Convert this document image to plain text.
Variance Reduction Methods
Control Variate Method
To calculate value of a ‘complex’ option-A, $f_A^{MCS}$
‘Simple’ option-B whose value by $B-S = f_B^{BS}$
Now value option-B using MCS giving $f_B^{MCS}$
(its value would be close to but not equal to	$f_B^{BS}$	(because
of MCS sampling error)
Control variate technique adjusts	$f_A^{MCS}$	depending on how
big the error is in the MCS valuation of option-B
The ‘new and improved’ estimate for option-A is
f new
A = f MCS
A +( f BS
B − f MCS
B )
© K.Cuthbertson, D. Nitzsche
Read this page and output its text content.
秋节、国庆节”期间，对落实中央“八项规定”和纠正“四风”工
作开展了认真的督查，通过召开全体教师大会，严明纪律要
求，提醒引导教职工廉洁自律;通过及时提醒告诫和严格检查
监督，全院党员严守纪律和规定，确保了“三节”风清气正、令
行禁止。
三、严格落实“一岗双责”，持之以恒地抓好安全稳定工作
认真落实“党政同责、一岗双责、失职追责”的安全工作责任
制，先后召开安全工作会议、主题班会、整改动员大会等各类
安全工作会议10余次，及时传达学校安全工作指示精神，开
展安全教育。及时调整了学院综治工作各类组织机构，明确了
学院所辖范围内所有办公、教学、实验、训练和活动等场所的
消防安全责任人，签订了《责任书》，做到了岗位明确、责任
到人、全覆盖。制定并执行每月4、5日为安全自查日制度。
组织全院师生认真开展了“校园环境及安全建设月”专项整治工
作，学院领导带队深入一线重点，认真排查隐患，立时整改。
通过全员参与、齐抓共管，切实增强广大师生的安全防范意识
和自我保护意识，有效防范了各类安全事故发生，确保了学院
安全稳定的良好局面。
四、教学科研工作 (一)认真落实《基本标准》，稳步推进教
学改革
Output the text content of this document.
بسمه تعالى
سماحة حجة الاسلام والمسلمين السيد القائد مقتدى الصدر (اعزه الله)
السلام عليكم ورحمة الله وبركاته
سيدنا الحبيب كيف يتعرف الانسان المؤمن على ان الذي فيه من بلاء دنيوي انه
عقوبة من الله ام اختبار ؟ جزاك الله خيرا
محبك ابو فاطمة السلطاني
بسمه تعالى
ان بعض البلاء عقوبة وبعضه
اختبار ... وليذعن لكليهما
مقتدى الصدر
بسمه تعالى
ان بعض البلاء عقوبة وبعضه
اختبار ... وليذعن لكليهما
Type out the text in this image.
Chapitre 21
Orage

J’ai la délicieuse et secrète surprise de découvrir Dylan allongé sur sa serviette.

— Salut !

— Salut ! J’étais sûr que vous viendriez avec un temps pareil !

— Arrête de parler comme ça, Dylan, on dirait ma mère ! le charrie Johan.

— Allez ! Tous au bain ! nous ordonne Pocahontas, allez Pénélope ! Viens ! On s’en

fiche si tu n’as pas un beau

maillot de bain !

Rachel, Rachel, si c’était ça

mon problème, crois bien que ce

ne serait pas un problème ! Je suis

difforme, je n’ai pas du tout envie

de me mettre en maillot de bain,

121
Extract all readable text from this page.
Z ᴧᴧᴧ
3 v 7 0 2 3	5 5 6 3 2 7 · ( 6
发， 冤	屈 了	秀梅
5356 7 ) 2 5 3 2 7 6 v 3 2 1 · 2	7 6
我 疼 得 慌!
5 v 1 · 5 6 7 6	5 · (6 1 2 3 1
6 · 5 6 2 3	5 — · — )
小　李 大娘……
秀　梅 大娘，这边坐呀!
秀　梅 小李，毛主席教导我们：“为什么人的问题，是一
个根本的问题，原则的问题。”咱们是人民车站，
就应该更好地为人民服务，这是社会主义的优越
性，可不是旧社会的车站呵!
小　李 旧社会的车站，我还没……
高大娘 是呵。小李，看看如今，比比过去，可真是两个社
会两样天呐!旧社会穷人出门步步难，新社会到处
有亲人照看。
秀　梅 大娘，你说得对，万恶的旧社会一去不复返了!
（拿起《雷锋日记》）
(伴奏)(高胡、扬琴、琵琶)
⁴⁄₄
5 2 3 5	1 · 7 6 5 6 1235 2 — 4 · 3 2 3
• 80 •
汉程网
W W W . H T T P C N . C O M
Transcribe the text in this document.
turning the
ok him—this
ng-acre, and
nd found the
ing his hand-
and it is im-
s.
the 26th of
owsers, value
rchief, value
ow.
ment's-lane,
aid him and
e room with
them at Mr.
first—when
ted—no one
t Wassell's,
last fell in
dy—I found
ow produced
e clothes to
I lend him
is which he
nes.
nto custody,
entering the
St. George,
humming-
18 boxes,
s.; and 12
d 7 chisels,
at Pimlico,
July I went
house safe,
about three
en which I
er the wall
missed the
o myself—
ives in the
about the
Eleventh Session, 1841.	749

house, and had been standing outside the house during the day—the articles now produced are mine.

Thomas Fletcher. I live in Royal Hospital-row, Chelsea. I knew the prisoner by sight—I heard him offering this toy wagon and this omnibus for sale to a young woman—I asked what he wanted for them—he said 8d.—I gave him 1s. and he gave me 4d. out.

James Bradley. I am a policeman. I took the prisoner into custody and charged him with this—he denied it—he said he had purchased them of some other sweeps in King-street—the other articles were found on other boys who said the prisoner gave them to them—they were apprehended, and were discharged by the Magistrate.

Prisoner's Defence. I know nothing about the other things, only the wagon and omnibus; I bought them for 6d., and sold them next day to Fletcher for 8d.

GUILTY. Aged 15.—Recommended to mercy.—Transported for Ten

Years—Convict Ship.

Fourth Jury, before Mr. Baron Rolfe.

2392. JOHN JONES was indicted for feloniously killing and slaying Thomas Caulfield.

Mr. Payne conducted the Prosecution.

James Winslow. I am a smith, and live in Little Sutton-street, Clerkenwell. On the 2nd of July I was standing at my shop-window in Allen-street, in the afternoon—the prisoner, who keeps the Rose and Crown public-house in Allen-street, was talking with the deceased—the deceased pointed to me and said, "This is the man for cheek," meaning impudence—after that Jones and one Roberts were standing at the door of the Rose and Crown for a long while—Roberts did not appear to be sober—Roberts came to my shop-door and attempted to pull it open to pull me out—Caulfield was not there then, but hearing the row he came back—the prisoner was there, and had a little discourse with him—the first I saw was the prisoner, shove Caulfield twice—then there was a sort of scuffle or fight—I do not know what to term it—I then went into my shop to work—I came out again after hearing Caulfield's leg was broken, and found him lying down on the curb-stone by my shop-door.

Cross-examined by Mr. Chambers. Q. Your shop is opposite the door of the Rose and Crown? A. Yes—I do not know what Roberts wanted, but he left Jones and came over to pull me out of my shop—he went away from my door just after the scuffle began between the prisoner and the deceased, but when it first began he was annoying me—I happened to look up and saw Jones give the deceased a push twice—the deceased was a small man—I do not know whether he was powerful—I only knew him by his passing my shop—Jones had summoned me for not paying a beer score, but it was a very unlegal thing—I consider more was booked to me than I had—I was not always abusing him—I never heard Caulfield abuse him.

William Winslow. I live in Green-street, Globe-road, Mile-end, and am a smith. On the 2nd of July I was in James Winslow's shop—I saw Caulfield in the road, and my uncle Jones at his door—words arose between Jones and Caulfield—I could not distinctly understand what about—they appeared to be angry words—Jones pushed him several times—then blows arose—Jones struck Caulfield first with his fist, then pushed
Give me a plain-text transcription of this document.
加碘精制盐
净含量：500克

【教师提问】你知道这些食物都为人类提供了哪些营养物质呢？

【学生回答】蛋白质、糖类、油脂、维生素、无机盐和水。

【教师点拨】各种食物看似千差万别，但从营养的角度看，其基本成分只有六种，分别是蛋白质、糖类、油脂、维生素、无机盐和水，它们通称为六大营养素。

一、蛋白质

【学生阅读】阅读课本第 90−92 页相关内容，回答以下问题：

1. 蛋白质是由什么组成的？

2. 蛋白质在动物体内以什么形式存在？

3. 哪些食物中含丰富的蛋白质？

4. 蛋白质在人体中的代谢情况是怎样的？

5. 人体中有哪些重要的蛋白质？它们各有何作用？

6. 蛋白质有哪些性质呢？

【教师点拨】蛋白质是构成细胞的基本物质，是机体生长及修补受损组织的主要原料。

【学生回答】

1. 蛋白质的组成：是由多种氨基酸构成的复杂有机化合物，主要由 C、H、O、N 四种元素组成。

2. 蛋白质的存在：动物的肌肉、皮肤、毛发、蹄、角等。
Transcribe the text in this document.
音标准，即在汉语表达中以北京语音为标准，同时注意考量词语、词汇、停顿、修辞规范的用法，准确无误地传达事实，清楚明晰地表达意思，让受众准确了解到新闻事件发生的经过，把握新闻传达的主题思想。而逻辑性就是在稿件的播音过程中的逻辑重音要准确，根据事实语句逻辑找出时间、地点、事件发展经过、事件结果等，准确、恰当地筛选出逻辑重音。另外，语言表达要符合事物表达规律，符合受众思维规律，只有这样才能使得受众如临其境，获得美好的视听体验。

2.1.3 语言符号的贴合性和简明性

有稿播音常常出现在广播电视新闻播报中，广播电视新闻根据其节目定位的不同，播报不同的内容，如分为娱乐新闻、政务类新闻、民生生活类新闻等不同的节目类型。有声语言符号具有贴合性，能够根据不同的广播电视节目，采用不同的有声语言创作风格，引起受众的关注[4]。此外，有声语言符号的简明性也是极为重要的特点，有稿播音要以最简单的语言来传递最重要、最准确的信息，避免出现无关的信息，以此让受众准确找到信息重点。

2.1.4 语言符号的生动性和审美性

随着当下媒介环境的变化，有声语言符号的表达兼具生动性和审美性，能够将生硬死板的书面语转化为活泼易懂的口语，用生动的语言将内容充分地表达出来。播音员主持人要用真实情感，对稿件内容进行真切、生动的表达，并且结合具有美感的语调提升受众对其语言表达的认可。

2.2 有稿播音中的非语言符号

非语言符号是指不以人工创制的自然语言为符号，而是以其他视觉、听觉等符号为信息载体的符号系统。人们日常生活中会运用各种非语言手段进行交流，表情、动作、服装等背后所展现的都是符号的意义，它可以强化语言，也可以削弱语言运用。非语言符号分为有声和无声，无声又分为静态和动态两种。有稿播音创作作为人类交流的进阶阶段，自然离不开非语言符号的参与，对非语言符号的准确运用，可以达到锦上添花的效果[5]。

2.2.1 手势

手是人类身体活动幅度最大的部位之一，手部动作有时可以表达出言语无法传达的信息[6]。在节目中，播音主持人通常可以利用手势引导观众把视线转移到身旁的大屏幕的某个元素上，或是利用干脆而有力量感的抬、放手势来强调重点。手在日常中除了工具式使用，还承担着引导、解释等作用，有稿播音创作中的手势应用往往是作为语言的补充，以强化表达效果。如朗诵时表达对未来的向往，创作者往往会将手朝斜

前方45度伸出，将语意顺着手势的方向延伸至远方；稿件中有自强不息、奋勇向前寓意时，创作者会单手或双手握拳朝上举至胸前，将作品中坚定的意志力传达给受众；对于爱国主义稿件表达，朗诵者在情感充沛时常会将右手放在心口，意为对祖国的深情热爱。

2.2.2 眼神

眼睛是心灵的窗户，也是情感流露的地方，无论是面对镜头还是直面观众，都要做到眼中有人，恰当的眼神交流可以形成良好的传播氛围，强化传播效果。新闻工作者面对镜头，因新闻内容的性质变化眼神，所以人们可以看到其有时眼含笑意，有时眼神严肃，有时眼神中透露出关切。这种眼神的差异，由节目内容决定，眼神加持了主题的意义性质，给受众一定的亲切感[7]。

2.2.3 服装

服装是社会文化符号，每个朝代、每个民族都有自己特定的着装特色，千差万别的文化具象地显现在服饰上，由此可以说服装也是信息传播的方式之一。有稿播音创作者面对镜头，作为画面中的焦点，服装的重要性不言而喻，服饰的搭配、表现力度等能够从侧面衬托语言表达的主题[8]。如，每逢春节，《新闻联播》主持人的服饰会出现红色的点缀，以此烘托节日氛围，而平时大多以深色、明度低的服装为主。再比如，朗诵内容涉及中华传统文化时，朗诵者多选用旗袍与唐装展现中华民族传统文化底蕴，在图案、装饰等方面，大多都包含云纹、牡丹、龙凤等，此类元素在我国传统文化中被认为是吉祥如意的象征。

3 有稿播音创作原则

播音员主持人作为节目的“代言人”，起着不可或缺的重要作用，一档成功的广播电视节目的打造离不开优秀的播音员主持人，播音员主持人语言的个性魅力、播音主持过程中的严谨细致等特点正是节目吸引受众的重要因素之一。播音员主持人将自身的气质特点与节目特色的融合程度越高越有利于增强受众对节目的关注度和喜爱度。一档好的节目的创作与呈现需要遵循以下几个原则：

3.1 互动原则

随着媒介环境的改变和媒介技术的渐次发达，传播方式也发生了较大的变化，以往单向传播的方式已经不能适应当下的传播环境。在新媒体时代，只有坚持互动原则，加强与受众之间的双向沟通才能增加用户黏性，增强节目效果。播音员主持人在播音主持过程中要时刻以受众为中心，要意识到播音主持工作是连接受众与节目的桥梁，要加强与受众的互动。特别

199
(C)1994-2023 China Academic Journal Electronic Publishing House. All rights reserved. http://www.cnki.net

Request
Copy out every line from the records that has the word "problème".

Response to the task
mon problème, crois bien que ce
ne serait pas un problème ! Je suis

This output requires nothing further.